*RECORDS PROVIDED*
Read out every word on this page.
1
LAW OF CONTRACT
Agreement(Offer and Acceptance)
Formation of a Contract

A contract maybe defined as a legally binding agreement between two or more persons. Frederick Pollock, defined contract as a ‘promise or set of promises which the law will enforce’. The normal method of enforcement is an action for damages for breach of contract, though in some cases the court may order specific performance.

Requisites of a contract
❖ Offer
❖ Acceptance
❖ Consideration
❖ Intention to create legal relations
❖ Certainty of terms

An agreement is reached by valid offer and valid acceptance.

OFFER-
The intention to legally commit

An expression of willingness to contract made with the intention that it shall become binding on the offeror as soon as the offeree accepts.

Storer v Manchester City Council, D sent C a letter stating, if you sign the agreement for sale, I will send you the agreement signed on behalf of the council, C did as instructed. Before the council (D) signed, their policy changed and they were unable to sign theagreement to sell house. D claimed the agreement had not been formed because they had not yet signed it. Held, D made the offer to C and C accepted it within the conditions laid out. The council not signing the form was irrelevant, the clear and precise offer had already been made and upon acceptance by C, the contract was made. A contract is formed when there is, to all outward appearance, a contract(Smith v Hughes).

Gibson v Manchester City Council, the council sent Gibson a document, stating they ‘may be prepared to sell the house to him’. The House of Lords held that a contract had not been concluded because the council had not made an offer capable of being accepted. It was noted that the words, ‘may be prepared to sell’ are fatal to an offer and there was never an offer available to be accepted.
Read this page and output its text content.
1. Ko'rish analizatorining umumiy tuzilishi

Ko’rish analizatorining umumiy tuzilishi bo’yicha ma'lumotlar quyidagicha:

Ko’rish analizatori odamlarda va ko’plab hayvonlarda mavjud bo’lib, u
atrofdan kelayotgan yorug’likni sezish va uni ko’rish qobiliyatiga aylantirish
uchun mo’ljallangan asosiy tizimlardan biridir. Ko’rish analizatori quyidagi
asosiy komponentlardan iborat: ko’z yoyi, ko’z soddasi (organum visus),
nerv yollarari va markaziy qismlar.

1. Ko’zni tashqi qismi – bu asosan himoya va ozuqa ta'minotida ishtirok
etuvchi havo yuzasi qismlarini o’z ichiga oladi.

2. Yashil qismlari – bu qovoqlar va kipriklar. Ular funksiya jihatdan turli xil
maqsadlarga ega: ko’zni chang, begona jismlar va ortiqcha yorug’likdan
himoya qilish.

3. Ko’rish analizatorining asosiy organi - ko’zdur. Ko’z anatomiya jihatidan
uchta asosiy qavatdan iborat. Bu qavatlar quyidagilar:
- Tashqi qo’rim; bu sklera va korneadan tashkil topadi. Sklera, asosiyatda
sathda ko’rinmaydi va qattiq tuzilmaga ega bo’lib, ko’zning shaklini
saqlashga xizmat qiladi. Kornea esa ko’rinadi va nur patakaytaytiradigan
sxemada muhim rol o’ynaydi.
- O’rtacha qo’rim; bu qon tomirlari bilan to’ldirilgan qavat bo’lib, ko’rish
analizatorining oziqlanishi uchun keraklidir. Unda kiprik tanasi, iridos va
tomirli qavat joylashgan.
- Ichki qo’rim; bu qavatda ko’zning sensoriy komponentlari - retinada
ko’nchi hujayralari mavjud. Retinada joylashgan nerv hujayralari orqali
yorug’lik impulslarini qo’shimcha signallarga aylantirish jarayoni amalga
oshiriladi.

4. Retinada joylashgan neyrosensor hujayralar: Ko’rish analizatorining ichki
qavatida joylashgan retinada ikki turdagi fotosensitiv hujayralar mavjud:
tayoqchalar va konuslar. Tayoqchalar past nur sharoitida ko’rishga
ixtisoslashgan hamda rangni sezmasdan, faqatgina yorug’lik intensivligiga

*WHAT THIS TASK INVOLVES*
Would you give the material above again, complete and exact?

*TASK RESULT*
Read out every word on this page.
1
LAW OF CONTRACT
Agreement(Offer and Acceptance)
Formation of a Contract

A contract maybe defined as a legally binding agreement between two or more persons. Frederick Pollock, defined contract as a ‘promise or set of promises which the law will enforce’. The normal method of enforcement is an action for damages for breach of contract, though in some cases the court may order specific performance.

Requisites of a contract
❖ Offer
❖ Acceptance
❖ Consideration
❖ Intention to create legal relations
❖ Certainty of terms

An agreement is reached by valid offer and valid acceptance.

OFFER-
The intention to legally commit

An expression of willingness to contract made with the intention that it shall become binding on the offeror as soon as the offeree accepts.

Storer v Manchester City Council, D sent C a letter stating, if you sign the agreement for sale, I will send you the agreement signed on behalf of the council, C did as instructed. Before the council (D) signed, their policy changed and they were unable to sign theagreement to sell house. D claimed the agreement had not been formed because they had not yet signed it. Held, D made the offer to C and C accepted it within the conditions laid out. The council not signing the form was irrelevant, the clear and precise offer had already been made and upon acceptance by C, the contract was made. A contract is formed when there is, to all outward appearance, a contract(Smith v Hughes).

Gibson v Manchester City Council, the council sent Gibson a document, stating they ‘may be prepared to sell the house to him’. The House of Lords held that a contract had not been concluded because the council had not made an offer capable of being accepted. It was noted that the words, ‘may be prepared to sell’ are fatal to an offer and there was never an offer available to be accepted.
Read this page and output its text content.
1. Ko'rish analizatorining umumiy tuzilishi

Ko’rish analizatorining umumiy tuzilishi bo’yicha ma'lumotlar quyidagicha:

Ko’rish analizatori odamlarda va ko’plab hayvonlarda mavjud bo’lib, u
atrofdan kelayotgan yorug’likni sezish va uni ko’rish qobiliyatiga aylantirish
uchun mo’ljallangan asosiy tizimlardan biridir. Ko’rish analizatori quyidagi
asosiy komponentlardan iborat: ko’z yoyi, ko’z soddasi (organum visus),
nerv yollarari va markaziy qismlar.

1. Ko’zni tashqi qismi – bu asosan himoya va ozuqa ta'minotida ishtirok
etuvchi havo yuzasi qismlarini o’z ichiga oladi.

2. Yashil qismlari – bu qovoqlar va kipriklar. Ular funksiya jihatdan turli xil
maqsadlarga ega: ko’zni chang, begona jismlar va ortiqcha yorug’likdan
himoya qilish.

3. Ko’rish analizatorining asosiy organi - ko’zdur. Ko’z anatomiya jihatidan
uchta asosiy qavatdan iborat. Bu qavatlar quyidagilar:
- Tashqi qo’rim; bu sklera va korneadan tashkil topadi. Sklera, asosiyatda
sathda ko’rinmaydi va qattiq tuzilmaga ega bo’lib, ko’zning shaklini
saqlashga xizmat qiladi. Kornea esa ko’rinadi va nur patakaytaytiradigan
sxemada muhim rol o’ynaydi.
- O’rtacha qo’rim; bu qon tomirlari bilan to’ldirilgan qavat bo’lib, ko’rish
analizatorining oziqlanishi uchun keraklidir. Unda kiprik tanasi, iridos va
tomirli qavat joylashgan.
- Ichki qo’rim; bu qavatda ko’zning sensoriy komponentlari - retinada
ko’nchi hujayralari mavjud. Retinada joylashgan nerv hujayralari orqali
yorug’lik impulslarini qo’shimcha signallarga aylantirish jarayoni amalga
oshiriladi.

4. Retinada joylashgan neyrosensor hujayralar: Ko’rish analizatorining ichki
qavatida joylashgan retinada ikki turdagi fotosensitiv hujayralar mavjud:
tayoqchalar va konuslar. Tayoqchalar past nur sharoitida ko’rishga
ixtisoslashgan hamda rangni sezmasdan, faqatgina yorug’lik intensivligiga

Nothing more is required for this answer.